What you should do — Exact reproduction of the data is required, with images excluded.

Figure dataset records
★ ★ ★
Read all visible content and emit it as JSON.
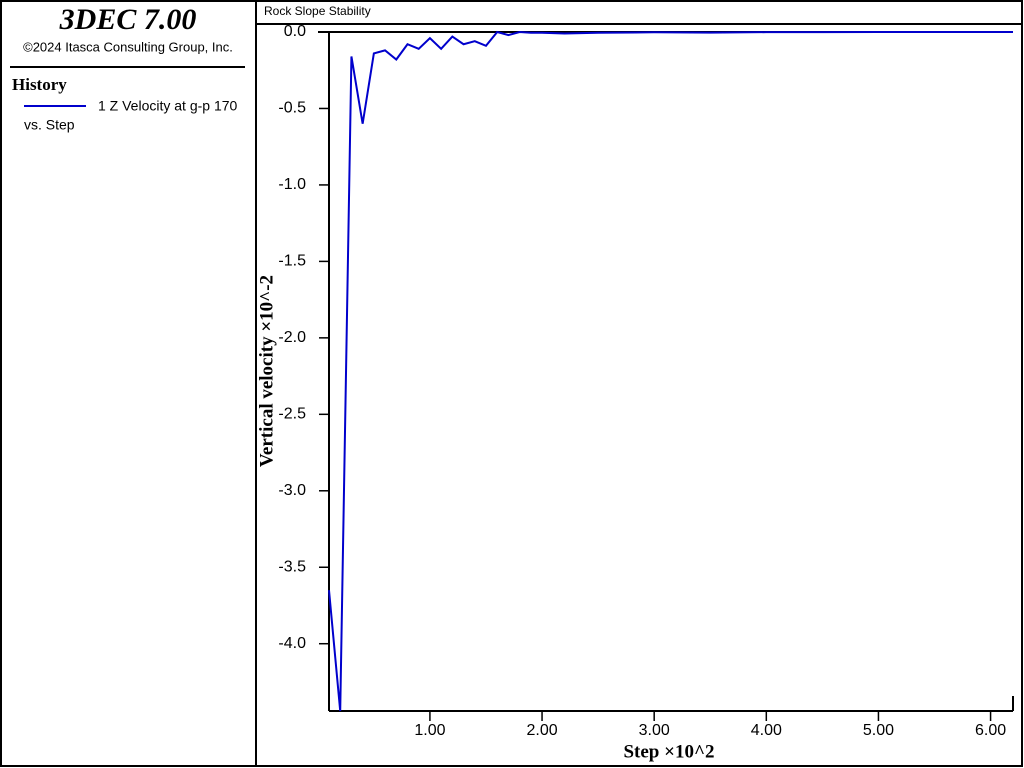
{
  "sidebar": {
    "app_title": "3DEC 7.00",
    "copyright": "©2024 Itasca Consulting Group, Inc.",
    "legend_heading": "History",
    "vs_label": "vs. Step"
  },
  "chart_data": {
    "type": "line",
    "title": "Rock Slope Stability",
    "x_label": "Step ×10^2",
    "y_label": "Vertical velocity ×10^-2",
    "x": [
      0.1,
      0.2,
      0.3,
      0.4,
      0.5,
      0.6,
      0.7,
      0.8,
      0.9,
      1.0,
      1.1,
      1.2,
      1.3,
      1.4,
      1.5,
      1.6,
      1.7,
      1.8,
      1.9,
      2.0,
      2.2,
      2.5,
      3.0,
      3.5,
      4.0,
      4.5,
      5.0,
      5.5,
      6.0,
      6.2
    ],
    "series": [
      {
        "name": "1 Z Velocity at g-p 170",
        "color": "#0000cc",
        "values": [
          -3.65,
          -4.44,
          -0.16,
          -0.6,
          -0.14,
          -0.12,
          -0.18,
          -0.08,
          -0.11,
          -0.04,
          -0.11,
          -0.03,
          -0.08,
          -0.06,
          -0.09,
          0.0,
          -0.02,
          0.0,
          -0.005,
          -0.005,
          -0.01,
          -0.005,
          -0.002,
          -0.004,
          -0.001,
          -0.001,
          0.0,
          0.0,
          0.0,
          0.0
        ]
      }
    ],
    "xlim": [
      0.1,
      6.2
    ],
    "xticks": [
      {
        "value": 1,
        "label": "1.00"
      },
      {
        "value": 2,
        "label": "2.00"
      },
      {
        "value": 3,
        "label": "3.00"
      },
      {
        "value": 4,
        "label": "4.00"
      },
      {
        "value": 5,
        "label": "5.00"
      },
      {
        "value": 6,
        "label": "6.00"
      }
    ],
    "ylim": [
      -4.44,
      0
    ],
    "yticks": [
      {
        "value": 0,
        "label": "0.0"
      },
      -0.5,
      {
        "value": -1,
        "label": "-1.0"
      },
      -1.5,
      {
        "value": -2,
        "label": "-2.0"
      },
      -2.5,
      {
        "value": -3,
        "label": "-3.0"
      },
      -3.5,
      {
        "value": -4,
        "label": "-4.0"
      }
    ]
  }
}
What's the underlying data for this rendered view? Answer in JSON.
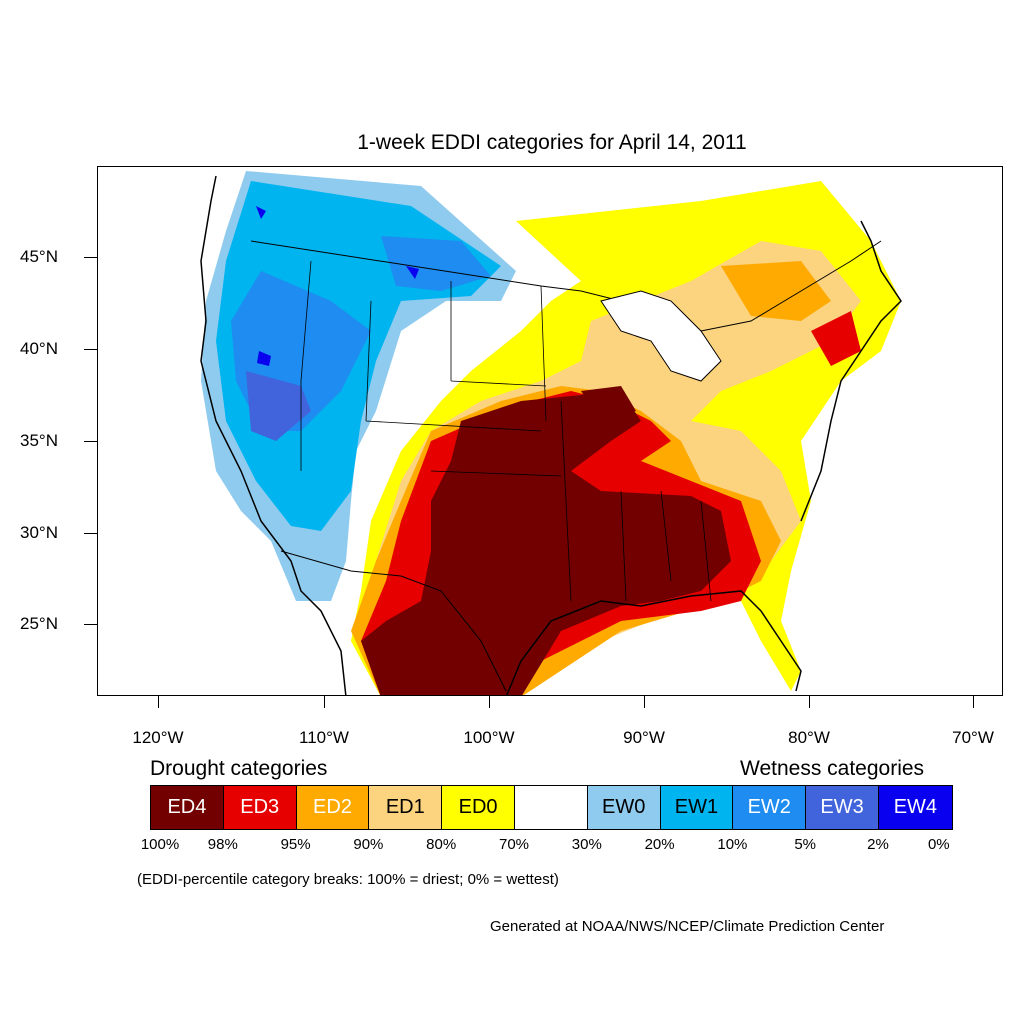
{
  "title": "1-week EDDI categories for April 14, 2011",
  "lat_labels": [
    "45°N",
    "40°N",
    "35°N",
    "30°N",
    "25°N"
  ],
  "lon_labels": [
    "120°W",
    "110°W",
    "100°W",
    "90°W",
    "80°W",
    "70°W"
  ],
  "legend": {
    "drought_heading": "Drought categories",
    "wetness_heading": "Wetness categories",
    "categories": [
      {
        "label": "ED4",
        "color": "#730000",
        "text_color": "#ffffff"
      },
      {
        "label": "ED3",
        "color": "#e60000",
        "text_color": "#ffffff"
      },
      {
        "label": "ED2",
        "color": "#ffaa00",
        "text_color": "#ffffff"
      },
      {
        "label": "ED1",
        "color": "#fcd37f",
        "text_color": "#000000"
      },
      {
        "label": "ED0",
        "color": "#ffff00",
        "text_color": "#000000"
      },
      {
        "label": "",
        "color": "#ffffff",
        "text_color": "#000000"
      },
      {
        "label": "EW0",
        "color": "#8fcbee",
        "text_color": "#000000"
      },
      {
        "label": "EW1",
        "color": "#00b4f0",
        "text_color": "#000000"
      },
      {
        "label": "EW2",
        "color": "#1e8cf0",
        "text_color": "#ffffff"
      },
      {
        "label": "EW3",
        "color": "#4164dc",
        "text_color": "#ffffff"
      },
      {
        "label": "EW4",
        "color": "#0a00f0",
        "text_color": "#ffffff"
      }
    ],
    "breaks": [
      "100%",
      "98%",
      "95%",
      "90%",
      "80%",
      "70%",
      "30%",
      "20%",
      "10%",
      "5%",
      "2%",
      "0%"
    ]
  },
  "note": "(EDDI-percentile category breaks: 100% = driest; 0% = wettest)",
  "credit": "Generated at NOAA/NWS/NCEP/Climate Prediction Center",
  "colors": {
    "ED4": "#730000",
    "ED3": "#e60000",
    "ED2": "#ffaa00",
    "ED1": "#fcd37f",
    "ED0": "#ffff00",
    "EW0": "#8fcbee",
    "EW1": "#00b4f0",
    "EW2": "#1e8cf0",
    "EW3": "#4164dc",
    "EW4": "#0a00f0"
  }
}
★ ★ ★
Finished exercise —
Read all visible content and emit it as JSON.
{
  "sidebar": {
    "app_title": "3DEC 7.00",
    "copyright": "©2024 Itasca Consulting Group, Inc.",
    "legend_heading": "History",
    "vs_label": "vs. Step"
  },
  "chart_data": {
    "type": "line",
    "title": "Rock Slope Stability",
    "x_label": "Step ×10^2",
    "y_label": "Vertical velocity ×10^-2",
    "x": [
      0.1,
      0.2,
      0.3,
      0.4,
      0.5,
      0.6,
      0.7,
      0.8,
      0.9,
      1.0,
      1.1,
      1.2,
      1.3,
      1.4,
      1.5,
      1.6,
      1.7,
      1.8,
      1.9,
      2.0,
      2.2,
      2.5,
      3.0,
      3.5,
      4.0,
      4.5,
      5.0,
      5.5,
      6.0,
      6.2
    ],
    "series": [
      {
        "name": "1 Z Velocity at g-p 170",
        "color": "#0000cc",
        "values": [
          -3.65,
          -4.44,
          -0.16,
          -0.6,
          -0.14,
          -0.12,
          -0.18,
          -0.08,
          -0.11,
          -0.04,
          -0.11,
          -0.03,
          -0.08,
          -0.06,
          -0.09,
          0.0,
          -0.02,
          0.0,
          -0.005,
          -0.005,
          -0.01,
          -0.005,
          -0.002,
          -0.004,
          -0.001,
          -0.001,
          0.0,
          0.0,
          0.0,
          0.0
        ]
      }
    ],
    "xlim": [
      0.1,
      6.2
    ],
    "xticks": [
      {
        "value": 1,
        "label": "1.00"
      },
      {
        "value": 2,
        "label": "2.00"
      },
      {
        "value": 3,
        "label": "3.00"
      },
      {
        "value": 4,
        "label": "4.00"
      },
      {
        "value": 5,
        "label": "5.00"
      },
      {
        "value": 6,
        "label": "6.00"
      }
    ],
    "ylim": [
      -4.44,
      0
    ],
    "yticks": [
      {
        "value": 0,
        "label": "0.0"
      },
      -0.5,
      {
        "value": -1,
        "label": "-1.0"
      },
      -1.5,
      {
        "value": -2,
        "label": "-2.0"
      },
      -2.5,
      {
        "value": -3,
        "label": "-3.0"
      },
      -3.5,
      {
        "value": -4,
        "label": "-4.0"
      }
    ]
  }
}
What's the underlying data for this rendered view? Answer in JSON.
{
  "title": "1-week EDDI categories for April 14, 2011",
  "lat_labels": [
    "45°N",
    "40°N",
    "35°N",
    "30°N",
    "25°N"
  ],
  "lon_labels": [
    "120°W",
    "110°W",
    "100°W",
    "90°W",
    "80°W",
    "70°W"
  ],
  "legend": {
    "drought_heading": "Drought categories",
    "wetness_heading": "Wetness categories",
    "categories": [
      {
        "label": "ED4",
        "color": "#730000",
        "text_color": "#ffffff"
      },
      {
        "label": "ED3",
        "color": "#e60000",
        "text_color": "#ffffff"
      },
      {
        "label": "ED2",
        "color": "#ffaa00",
        "text_color": "#ffffff"
      },
      {
        "label": "ED1",
        "color": "#fcd37f",
        "text_color": "#000000"
      },
      {
        "label": "ED0",
        "color": "#ffff00",
        "text_color": "#000000"
      },
      {
        "label": "",
        "color": "#ffffff",
        "text_color": "#000000"
      },
      {
        "label": "EW0",
        "color": "#8fcbee",
        "text_color": "#000000"
      },
      {
        "label": "EW1",
        "color": "#00b4f0",
        "text_color": "#000000"
      },
      {
        "label": "EW2",
        "color": "#1e8cf0",
        "text_color": "#ffffff"
      },
      {
        "label": "EW3",
        "color": "#4164dc",
        "text_color": "#ffffff"
      },
      {
        "label": "EW4",
        "color": "#0a00f0",
        "text_color": "#ffffff"
      }
    ],
    "breaks": [
      "100%",
      "98%",
      "95%",
      "90%",
      "80%",
      "70%",
      "30%",
      "20%",
      "10%",
      "5%",
      "2%",
      "0%"
    ]
  },
  "note": "(EDDI-percentile category breaks: 100% = driest; 0% = wettest)",
  "credit": "Generated at NOAA/NWS/NCEP/Climate Prediction Center",
  "colors": {
    "ED4": "#730000",
    "ED3": "#e60000",
    "ED2": "#ffaa00",
    "ED1": "#fcd37f",
    "ED0": "#ffff00",
    "EW0": "#8fcbee",
    "EW1": "#00b4f0",
    "EW2": "#1e8cf0",
    "EW3": "#4164dc",
    "EW4": "#0a00f0"
  }
}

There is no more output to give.